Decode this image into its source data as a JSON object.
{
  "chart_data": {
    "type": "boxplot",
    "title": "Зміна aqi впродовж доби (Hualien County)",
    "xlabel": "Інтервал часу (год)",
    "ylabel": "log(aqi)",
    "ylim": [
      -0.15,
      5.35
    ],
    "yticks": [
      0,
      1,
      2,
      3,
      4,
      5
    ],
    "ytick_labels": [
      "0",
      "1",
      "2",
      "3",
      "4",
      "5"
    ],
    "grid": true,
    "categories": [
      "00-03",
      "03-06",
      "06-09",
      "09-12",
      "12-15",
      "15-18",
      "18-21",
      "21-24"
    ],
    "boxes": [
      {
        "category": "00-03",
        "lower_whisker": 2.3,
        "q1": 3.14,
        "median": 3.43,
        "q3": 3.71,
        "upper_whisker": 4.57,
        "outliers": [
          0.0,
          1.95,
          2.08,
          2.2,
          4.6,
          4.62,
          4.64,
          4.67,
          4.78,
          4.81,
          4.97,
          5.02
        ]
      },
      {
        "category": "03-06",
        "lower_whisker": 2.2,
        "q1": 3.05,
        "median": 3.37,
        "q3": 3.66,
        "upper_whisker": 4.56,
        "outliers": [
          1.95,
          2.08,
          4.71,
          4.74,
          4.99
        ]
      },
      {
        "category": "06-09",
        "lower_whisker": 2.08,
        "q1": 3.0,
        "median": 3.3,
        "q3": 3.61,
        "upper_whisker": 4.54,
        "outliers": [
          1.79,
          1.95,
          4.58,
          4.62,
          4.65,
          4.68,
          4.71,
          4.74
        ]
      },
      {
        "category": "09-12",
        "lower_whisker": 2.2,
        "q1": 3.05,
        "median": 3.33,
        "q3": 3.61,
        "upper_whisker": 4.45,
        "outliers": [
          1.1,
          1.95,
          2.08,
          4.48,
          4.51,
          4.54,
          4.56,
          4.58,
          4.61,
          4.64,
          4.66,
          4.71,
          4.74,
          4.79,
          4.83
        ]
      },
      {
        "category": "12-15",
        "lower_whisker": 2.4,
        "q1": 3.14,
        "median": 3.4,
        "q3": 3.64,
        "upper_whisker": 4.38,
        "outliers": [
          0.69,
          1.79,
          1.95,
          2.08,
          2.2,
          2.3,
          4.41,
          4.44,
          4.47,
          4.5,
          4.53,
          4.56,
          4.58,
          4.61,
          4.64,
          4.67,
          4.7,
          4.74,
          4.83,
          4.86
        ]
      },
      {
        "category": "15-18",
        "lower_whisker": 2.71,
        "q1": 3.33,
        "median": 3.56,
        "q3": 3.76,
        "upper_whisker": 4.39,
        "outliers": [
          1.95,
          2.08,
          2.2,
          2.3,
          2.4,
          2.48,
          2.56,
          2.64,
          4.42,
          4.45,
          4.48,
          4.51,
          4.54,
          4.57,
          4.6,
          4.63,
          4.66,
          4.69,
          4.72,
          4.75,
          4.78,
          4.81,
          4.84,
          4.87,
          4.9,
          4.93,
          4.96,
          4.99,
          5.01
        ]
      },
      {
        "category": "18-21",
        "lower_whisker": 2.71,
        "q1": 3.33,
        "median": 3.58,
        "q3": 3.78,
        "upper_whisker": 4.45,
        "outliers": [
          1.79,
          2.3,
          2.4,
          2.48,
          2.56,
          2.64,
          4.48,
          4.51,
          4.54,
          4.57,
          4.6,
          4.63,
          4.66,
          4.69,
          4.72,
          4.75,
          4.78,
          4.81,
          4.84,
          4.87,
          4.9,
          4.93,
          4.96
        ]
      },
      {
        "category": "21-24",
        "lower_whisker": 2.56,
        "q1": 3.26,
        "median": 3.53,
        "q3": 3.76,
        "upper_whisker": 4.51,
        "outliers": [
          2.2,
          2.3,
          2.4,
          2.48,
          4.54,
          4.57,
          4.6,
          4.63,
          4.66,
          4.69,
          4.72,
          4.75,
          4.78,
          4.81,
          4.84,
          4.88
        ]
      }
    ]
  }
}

══════════════════════════════

Set problem: From the data, list each line in which the string "category" appears.

Response to this task:
        "category": "00-03",
        "category": "03-06",
        "category": "06-09",
        "category": "09-12",
        "category": "12-15",
        "category": "15-18",
        "category": "18-21",
        "category": "21-24",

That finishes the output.